### [WHAT TO WORK ON]
(1) List every person mentioned by name in the passage about Hauser and Greer below.
(2) For each statement, say whether it agrees with the passage about Hauser and Greer below. Support each yes or no with the deciding words from the passage, quoted exactly.
(a) In Hauser's account, women leave the discussion at the close of the Neolithic Age.
(b) Greer draws on male sociologists to ground her argument.
(c) Herodotus was amazed that men in Egypt sit at the loom.
(3) Resume the passage about Hauser and Greer below, continuing from its last sentence.

### [EXCERPT TO READ]
****************************************
In Arnold Hauser’s Social History of Art, women drop from view, and from the discussion, at the close of the Neolithic Age when manual crafts performed in the home move into the marketplace. “The man gradually takes over even those branches of manual labor and art which were the special province of the woman such as the making of ceramic products and textiles. Herodotus remarks with amazement that in Egypt men sit at the loom.”
In Germaine Greer’s book, men are deliberately blacked out or come on the scene just long enough to take their raps in relation to whichever woman she is writing about. Her hardline feminism brooks no interference from male sociologists since she grounds the question of women’s contribution to the visual arts in the feminist “sociology of art, an infant study still in the preliminary stages of inventing a terminology for itself.” We therefore find her making it up as she goes along, or she quotes “infant” sociologist Shulamith Firestone’s Dialectic of Sex. A sample will prove that she’s no prodigy. Explaining the “higher percentages of women in art lately,” she reduces art to “a place for undesirables, (Like 95 Percent Black at the Post Office. . . .)”
****************************************
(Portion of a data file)

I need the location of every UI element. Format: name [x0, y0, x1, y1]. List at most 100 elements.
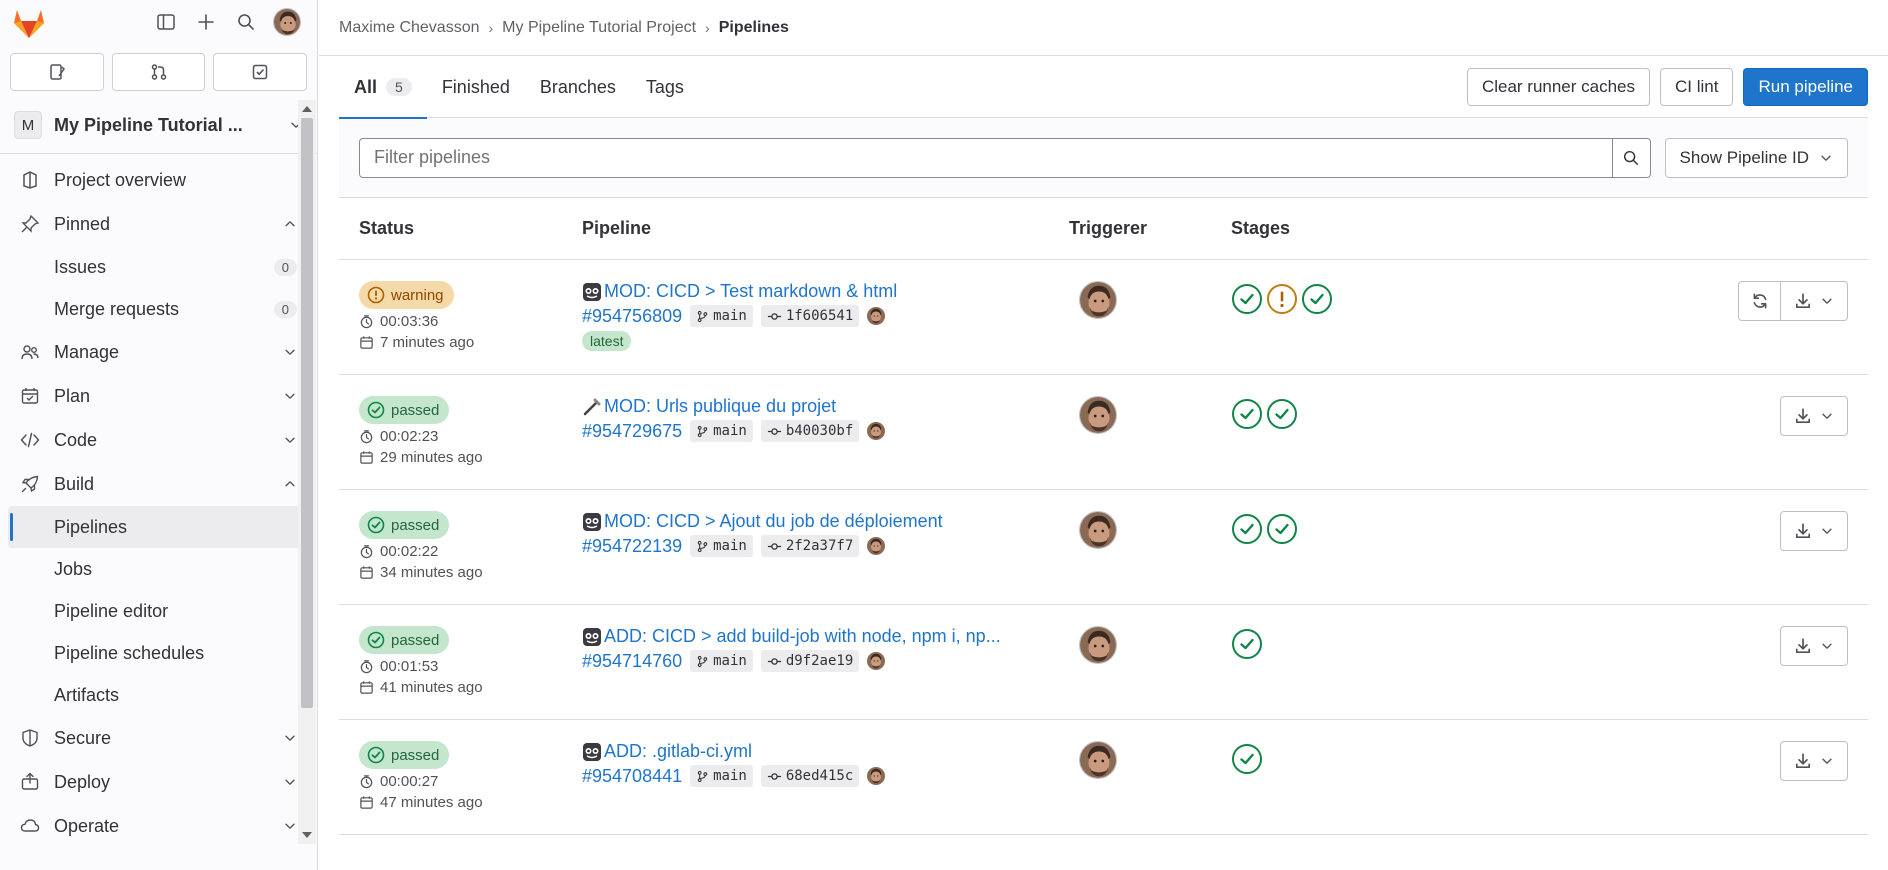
- search-button[interactable]: [1611, 138, 1650, 177]
- artifacts-download-button[interactable]: [1780, 396, 1848, 436]
- status-badge[interactable]: warning: [359, 281, 454, 309]
- commit-title-link[interactable]: MOD: CICD > Ajout du job de déploiement: [582, 511, 1069, 532]
- sidebar-item-pinned[interactable]: Pinned: [0, 202, 317, 246]
- stage-success-icon[interactable]: [1301, 283, 1333, 315]
- sidebar-item-artifacts[interactable]: Artifacts: [0, 674, 317, 716]
- branch-chip[interactable]: main: [690, 765, 753, 787]
- todo-shortcut-button[interactable]: [213, 53, 308, 91]
- merge-requests-shortcut-button[interactable]: [111, 53, 206, 91]
- sidebar-item-secure[interactable]: Secure: [0, 716, 317, 760]
- triggerer-avatar[interactable]: [1079, 396, 1117, 434]
- stage-warning-icon[interactable]: [1266, 283, 1298, 315]
- triggerer-avatar[interactable]: [1079, 741, 1117, 779]
- status-badge[interactable]: passed: [359, 626, 450, 654]
- sidebar-item-plan[interactable]: Plan: [0, 374, 317, 418]
- commit-title: MOD: CICD > Test markdown & html: [604, 281, 898, 301]
- commit-sha-chip[interactable]: b40030bf: [760, 420, 860, 442]
- triggerer-avatar[interactable]: [1079, 626, 1117, 664]
- triggerer-avatar[interactable]: [1079, 281, 1117, 319]
- status-badge[interactable]: passed: [359, 396, 450, 424]
- search-icon[interactable]: [233, 9, 259, 35]
- sidebar-item-jobs[interactable]: Jobs: [0, 548, 317, 590]
- sidebar-item-code[interactable]: Code: [0, 418, 317, 462]
- status-badge[interactable]: passed: [359, 741, 450, 769]
- gitlab-logo-icon[interactable]: [10, 4, 48, 40]
- artifacts-download-button[interactable]: [1780, 626, 1848, 666]
- commit-title-link[interactable]: ADD: CICD > add build-job with node, npm…: [582, 626, 1069, 647]
- sidebar-item-issues[interactable]: Issues 0: [0, 246, 317, 288]
- tab-tags[interactable]: Tags: [631, 56, 699, 118]
- commit-author-avatar[interactable]: [867, 652, 885, 670]
- commit-sha-chip[interactable]: 2f2a37f7: [760, 535, 860, 557]
- tanuki-emoji-icon: [582, 627, 602, 647]
- branch-chip[interactable]: main: [690, 650, 753, 672]
- commit-title-link[interactable]: MOD: CICD > Test markdown & html: [582, 281, 1069, 302]
- commit-author-avatar[interactable]: [867, 307, 885, 325]
- artifacts-download-button[interactable]: [1780, 511, 1848, 551]
- artifacts-download-button[interactable]: [1780, 281, 1848, 321]
- plus-icon[interactable]: [193, 9, 219, 35]
- commit-title-link[interactable]: ADD: .gitlab-ci.yml: [582, 741, 1069, 762]
- pipeline-id-link[interactable]: #954708441: [582, 766, 682, 787]
- sidebar-item-manage[interactable]: Manage: [0, 330, 317, 374]
- stage-success-icon[interactable]: [1266, 513, 1298, 545]
- sidebar-item-label: Merge requests: [54, 298, 180, 319]
- duration: 00:02:23: [359, 428, 582, 445]
- status-badge[interactable]: passed: [359, 511, 450, 539]
- branch-chip[interactable]: main: [690, 535, 753, 557]
- pipeline-id-link[interactable]: #954714760: [582, 651, 682, 672]
- retry-button[interactable]: [1738, 281, 1780, 321]
- sidebar-item-project-overview[interactable]: Project overview: [0, 158, 317, 202]
- scrollbar-thumb[interactable]: [301, 118, 313, 708]
- sidebar-toggle-icon[interactable]: [153, 9, 179, 35]
- commit-sha-chip[interactable]: 1f606541: [760, 305, 860, 327]
- chevron-down-icon: [283, 819, 297, 833]
- breadcrumb-user[interactable]: Maxime Chevasson: [339, 19, 480, 37]
- commit-author-avatar[interactable]: [867, 767, 885, 785]
- scroll-up-arrow[interactable]: [302, 106, 312, 112]
- run-pipeline-button[interactable]: Run pipeline: [1743, 68, 1868, 106]
- ci-lint-button[interactable]: CI lint: [1660, 68, 1734, 106]
- tab-finished[interactable]: Finished: [427, 56, 525, 118]
- sidebar-item-operate[interactable]: Operate: [0, 804, 317, 848]
- sidebar-scrollbar[interactable]: [298, 100, 316, 844]
- tab-branches[interactable]: Branches: [525, 56, 631, 118]
- commit-author-avatar[interactable]: [867, 422, 885, 440]
- stage-success-icon[interactable]: [1231, 743, 1263, 775]
- breadcrumb-project[interactable]: My Pipeline Tutorial Project: [502, 19, 696, 37]
- latest-badge: latest: [582, 331, 632, 351]
- stage-success-icon[interactable]: [1231, 513, 1263, 545]
- breadcrumb-current[interactable]: Pipelines: [719, 19, 789, 37]
- user-avatar[interactable]: [273, 8, 301, 36]
- commit-title-link[interactable]: MOD: Urls publique du projet: [582, 396, 1069, 417]
- sidebar-item-merge-requests[interactable]: Merge requests 0: [0, 288, 317, 330]
- commit-author-avatar[interactable]: [867, 537, 885, 555]
- branch-chip[interactable]: main: [690, 420, 753, 442]
- pipeline-id-link[interactable]: #954756809: [582, 306, 682, 327]
- chevron-down-icon: [1820, 409, 1834, 423]
- stage-success-icon[interactable]: [1231, 628, 1263, 660]
- scroll-down-arrow[interactable]: [302, 832, 312, 838]
- branch-chip[interactable]: main: [690, 305, 753, 327]
- calendar-icon: [359, 680, 374, 695]
- sidebar-item-deploy[interactable]: Deploy: [0, 760, 317, 804]
- sidebar-item-build[interactable]: Build: [0, 462, 317, 506]
- pipeline-id-link[interactable]: #954722139: [582, 536, 682, 557]
- sidebar-item-pipelines[interactable]: Pipelines: [8, 506, 309, 548]
- tab-all[interactable]: All 5: [339, 56, 427, 119]
- clear-runner-caches-button[interactable]: Clear runner caches: [1466, 68, 1651, 106]
- sidebar-item-pipeline-editor[interactable]: Pipeline editor: [0, 590, 317, 632]
- commit-sha-chip[interactable]: 68ed415c: [760, 765, 860, 787]
- triggerer-avatar[interactable]: [1079, 511, 1117, 549]
- stage-success-icon[interactable]: [1231, 398, 1263, 430]
- issues-shortcut-button[interactable]: [10, 53, 104, 91]
- stage-success-icon[interactable]: [1266, 398, 1298, 430]
- filter-pipelines-input[interactable]: [360, 138, 1612, 177]
- commit-sha-chip[interactable]: d9f2ae19: [760, 650, 860, 672]
- project-switcher[interactable]: M My Pipeline Tutorial ...: [0, 103, 317, 147]
- stage-success-icon[interactable]: [1231, 283, 1263, 315]
- sidebar-item-pipeline-schedules[interactable]: Pipeline schedules: [0, 632, 317, 674]
- pipeline-id-link[interactable]: #954729675: [582, 421, 682, 442]
- artifacts-download-button[interactable]: [1780, 741, 1848, 781]
- show-pipeline-id-dropdown[interactable]: Show Pipeline ID: [1664, 137, 1848, 178]
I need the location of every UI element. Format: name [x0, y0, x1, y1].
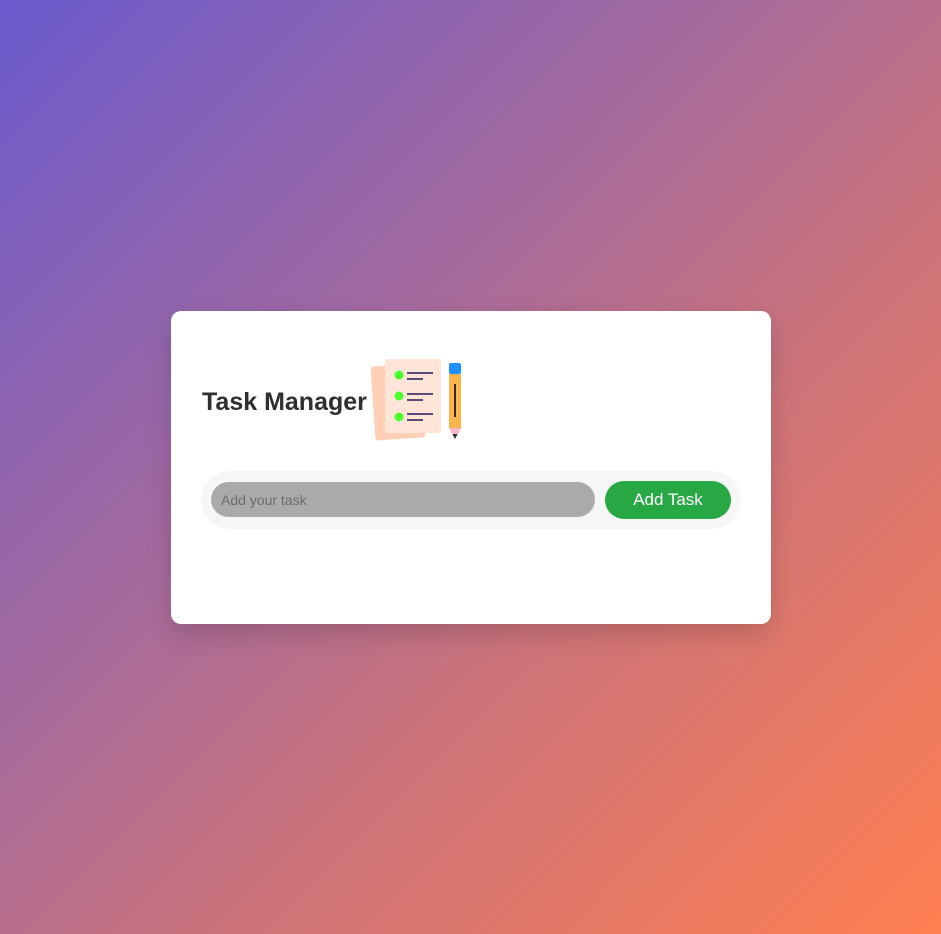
****************************************
### [TASK-BY-TASK ANSWERS]
(1) Arnold Hauser, Herodotus, Germaine Greer, Shulamith Firestone

(2)
(a) Yes: "women drop from view, and from the discussion, at the close of the Neolithic Age"
(b) No: "Her hardline feminism brooks no interference from male sociologists"
(c) Yes: "Herodotus remarks with amazement that in Egypt men sit at the loom."

(3)
Greer’s obstacle race is laid out with little care for the reader, who must make his way through a thicket of unrelated names and follow the author through chronological and geographic leaps and chapters that keep backtracking in order to take the same set of artists through the same steps of a maze she has plotted for them. Nor, in the main, do the illustrations, 32 in color and 192 in black and white, which tend to fuzziness and darkness, do much to restore the reader. Though they prove women did and can paint, they do not offer a great deal to celebrate.
Greer attempts to pump up their works with critical judgments that impose psychological states on technical limits. Thus she says of Deborah Goldsmith’s family portrait that “the husband’s hand with which he moors his wife might as well be pushing her off her chair.” And of another American primitive painting, Eunice Pinney’s “Two Women,” she declares, while “clearly not a portrait, this picture of two female members of a family, the mother and non mother, gives a curiously dynamic impression of their relative power.”
In general, to both art and artist, Greer brings no measurable insights, no news but the irrelevancy of sex. She isolates art from other aspects of Western culture and leaves untouched the question of why, despite the barriers in their path, there is such a discrepancy between great women writers and artists.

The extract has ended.